▶ _DO THIS_:
Your task is to filter the data below down to the lines holding "value".

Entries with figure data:
....

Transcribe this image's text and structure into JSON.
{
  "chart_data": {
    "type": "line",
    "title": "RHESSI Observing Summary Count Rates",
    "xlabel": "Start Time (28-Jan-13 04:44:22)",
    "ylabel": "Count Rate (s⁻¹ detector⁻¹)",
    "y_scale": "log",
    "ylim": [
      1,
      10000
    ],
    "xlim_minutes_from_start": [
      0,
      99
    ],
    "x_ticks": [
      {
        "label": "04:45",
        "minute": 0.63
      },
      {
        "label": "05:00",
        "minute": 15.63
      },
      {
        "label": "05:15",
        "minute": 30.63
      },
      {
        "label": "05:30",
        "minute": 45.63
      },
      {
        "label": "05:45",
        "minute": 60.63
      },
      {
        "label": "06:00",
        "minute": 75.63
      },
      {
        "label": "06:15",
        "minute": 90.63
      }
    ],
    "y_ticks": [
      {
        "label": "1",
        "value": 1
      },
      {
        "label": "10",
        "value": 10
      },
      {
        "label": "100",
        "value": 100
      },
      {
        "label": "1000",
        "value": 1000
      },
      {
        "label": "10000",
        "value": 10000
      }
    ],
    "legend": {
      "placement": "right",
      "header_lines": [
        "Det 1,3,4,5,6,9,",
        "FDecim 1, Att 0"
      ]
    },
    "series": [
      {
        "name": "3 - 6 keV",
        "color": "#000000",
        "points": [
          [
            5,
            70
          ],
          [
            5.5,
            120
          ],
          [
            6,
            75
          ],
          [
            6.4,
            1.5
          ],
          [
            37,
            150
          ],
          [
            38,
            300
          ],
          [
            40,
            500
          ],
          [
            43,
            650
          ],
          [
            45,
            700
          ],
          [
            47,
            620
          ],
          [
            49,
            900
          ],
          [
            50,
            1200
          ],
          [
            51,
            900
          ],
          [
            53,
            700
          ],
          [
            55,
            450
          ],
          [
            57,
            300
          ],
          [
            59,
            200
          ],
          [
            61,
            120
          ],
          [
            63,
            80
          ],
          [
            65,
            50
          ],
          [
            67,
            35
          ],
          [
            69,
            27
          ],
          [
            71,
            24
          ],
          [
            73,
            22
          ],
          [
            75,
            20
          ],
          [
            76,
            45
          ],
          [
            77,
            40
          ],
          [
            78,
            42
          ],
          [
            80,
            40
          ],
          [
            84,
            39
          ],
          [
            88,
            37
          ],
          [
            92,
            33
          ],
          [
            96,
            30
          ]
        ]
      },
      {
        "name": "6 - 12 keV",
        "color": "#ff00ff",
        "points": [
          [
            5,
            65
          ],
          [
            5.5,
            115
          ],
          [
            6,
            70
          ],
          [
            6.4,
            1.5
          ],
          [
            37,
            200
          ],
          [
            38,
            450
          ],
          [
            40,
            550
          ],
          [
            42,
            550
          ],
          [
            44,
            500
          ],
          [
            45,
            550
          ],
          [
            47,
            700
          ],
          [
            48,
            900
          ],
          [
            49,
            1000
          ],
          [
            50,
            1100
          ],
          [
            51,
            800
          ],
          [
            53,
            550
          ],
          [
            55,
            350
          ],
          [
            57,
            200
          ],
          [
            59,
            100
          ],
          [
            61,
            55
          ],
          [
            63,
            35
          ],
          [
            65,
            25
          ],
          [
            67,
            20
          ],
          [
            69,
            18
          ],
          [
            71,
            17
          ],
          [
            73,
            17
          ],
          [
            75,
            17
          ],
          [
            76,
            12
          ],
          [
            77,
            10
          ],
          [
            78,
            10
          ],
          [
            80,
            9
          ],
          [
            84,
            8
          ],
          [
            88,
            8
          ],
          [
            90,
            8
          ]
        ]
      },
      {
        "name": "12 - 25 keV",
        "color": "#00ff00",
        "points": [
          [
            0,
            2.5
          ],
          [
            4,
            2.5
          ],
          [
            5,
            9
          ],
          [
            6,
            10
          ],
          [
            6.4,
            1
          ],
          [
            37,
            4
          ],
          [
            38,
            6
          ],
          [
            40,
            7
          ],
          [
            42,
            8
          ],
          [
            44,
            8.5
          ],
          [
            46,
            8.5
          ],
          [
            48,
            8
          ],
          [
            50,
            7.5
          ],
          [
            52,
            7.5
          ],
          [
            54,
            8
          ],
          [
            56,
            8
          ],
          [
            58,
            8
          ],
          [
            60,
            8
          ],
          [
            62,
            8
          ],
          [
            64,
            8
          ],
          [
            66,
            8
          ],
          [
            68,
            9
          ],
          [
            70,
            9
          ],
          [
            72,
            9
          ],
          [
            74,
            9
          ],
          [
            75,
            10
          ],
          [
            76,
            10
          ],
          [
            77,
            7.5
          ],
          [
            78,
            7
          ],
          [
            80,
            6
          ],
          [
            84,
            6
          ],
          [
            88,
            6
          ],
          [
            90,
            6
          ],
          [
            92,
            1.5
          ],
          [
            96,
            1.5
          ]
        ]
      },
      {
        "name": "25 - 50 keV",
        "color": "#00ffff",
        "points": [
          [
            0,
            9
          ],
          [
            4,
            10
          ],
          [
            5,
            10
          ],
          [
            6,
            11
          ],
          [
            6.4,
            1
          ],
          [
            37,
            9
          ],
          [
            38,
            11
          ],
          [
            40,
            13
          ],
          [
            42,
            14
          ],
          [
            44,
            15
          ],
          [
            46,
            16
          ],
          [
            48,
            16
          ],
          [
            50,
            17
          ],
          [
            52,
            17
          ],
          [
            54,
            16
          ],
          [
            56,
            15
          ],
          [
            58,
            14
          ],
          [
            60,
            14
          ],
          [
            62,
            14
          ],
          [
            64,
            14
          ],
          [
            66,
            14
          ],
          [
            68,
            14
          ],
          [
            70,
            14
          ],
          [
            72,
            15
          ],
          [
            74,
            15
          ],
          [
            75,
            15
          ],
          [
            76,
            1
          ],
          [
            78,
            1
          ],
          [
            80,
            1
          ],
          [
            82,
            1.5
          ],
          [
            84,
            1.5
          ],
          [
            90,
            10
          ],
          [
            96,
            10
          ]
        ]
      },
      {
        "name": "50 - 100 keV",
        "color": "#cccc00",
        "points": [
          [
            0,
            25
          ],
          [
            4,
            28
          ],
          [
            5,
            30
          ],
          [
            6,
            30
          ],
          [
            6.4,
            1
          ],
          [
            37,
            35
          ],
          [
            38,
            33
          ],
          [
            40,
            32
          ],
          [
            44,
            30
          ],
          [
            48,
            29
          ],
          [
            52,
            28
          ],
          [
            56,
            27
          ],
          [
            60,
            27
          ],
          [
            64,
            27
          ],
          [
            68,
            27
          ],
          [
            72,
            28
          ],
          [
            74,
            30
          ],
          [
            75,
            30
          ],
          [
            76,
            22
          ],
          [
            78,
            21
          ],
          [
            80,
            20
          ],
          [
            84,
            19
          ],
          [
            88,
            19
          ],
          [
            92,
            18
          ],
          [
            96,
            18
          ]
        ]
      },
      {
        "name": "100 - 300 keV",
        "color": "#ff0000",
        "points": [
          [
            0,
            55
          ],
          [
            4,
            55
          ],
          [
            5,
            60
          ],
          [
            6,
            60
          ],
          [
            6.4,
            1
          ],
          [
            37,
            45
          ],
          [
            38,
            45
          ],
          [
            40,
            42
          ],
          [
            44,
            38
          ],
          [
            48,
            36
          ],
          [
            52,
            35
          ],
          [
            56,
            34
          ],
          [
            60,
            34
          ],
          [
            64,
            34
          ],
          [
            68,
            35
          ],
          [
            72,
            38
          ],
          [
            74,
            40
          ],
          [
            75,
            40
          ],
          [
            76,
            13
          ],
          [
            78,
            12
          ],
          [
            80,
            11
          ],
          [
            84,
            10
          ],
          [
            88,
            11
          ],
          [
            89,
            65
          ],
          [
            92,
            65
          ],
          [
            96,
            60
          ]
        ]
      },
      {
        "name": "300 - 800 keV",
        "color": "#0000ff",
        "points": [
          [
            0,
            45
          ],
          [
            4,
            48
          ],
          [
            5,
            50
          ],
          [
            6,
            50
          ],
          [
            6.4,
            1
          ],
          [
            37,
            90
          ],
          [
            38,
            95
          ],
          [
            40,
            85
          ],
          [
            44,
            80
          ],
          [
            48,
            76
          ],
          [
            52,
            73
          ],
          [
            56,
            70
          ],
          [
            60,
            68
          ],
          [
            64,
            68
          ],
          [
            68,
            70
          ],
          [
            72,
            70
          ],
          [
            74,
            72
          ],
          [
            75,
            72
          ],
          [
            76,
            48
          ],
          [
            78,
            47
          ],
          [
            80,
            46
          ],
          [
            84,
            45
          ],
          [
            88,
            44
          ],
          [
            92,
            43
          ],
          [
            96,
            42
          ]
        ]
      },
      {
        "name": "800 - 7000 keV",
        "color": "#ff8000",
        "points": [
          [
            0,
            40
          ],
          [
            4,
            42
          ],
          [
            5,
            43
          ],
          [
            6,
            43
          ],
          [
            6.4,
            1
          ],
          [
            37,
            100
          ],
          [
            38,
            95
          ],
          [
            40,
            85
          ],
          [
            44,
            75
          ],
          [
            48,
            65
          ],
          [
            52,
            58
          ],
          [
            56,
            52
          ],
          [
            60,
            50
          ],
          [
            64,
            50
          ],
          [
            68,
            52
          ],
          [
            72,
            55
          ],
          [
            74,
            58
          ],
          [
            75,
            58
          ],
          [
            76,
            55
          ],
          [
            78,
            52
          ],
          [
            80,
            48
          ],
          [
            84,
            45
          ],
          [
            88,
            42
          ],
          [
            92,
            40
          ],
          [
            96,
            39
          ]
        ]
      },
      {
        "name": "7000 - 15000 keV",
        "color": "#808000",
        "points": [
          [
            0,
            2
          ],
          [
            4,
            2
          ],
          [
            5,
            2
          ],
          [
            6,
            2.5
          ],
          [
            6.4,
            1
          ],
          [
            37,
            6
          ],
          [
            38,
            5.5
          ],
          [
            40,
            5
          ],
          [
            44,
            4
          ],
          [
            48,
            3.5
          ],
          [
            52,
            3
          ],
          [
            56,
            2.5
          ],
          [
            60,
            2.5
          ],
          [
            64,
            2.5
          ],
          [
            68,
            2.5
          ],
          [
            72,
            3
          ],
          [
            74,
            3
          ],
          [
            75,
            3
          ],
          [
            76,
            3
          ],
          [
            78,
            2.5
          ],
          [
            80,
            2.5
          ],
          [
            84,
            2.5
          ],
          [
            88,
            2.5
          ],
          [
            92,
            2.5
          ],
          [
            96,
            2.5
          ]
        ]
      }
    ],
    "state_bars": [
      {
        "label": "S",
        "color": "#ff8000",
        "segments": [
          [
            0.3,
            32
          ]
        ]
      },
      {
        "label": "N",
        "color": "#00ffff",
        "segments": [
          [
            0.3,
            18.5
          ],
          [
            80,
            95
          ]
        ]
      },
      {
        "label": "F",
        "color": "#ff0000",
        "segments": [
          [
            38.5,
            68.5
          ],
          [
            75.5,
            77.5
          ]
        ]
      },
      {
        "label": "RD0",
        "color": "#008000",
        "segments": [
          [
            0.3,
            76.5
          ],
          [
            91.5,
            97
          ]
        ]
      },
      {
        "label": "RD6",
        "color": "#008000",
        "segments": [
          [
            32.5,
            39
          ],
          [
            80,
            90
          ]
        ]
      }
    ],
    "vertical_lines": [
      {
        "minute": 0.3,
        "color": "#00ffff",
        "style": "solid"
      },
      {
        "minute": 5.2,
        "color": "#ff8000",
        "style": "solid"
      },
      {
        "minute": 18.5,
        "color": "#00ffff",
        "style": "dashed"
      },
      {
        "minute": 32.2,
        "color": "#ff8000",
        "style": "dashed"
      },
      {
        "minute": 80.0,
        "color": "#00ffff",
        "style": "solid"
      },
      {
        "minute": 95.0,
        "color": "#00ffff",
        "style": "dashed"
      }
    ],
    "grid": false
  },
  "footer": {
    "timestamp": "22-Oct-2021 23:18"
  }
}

....

▶ _TASK SOLUTION_:
        "value": 1
        "value": 10
        "value": 100
        "value": 1000
        "value": 10000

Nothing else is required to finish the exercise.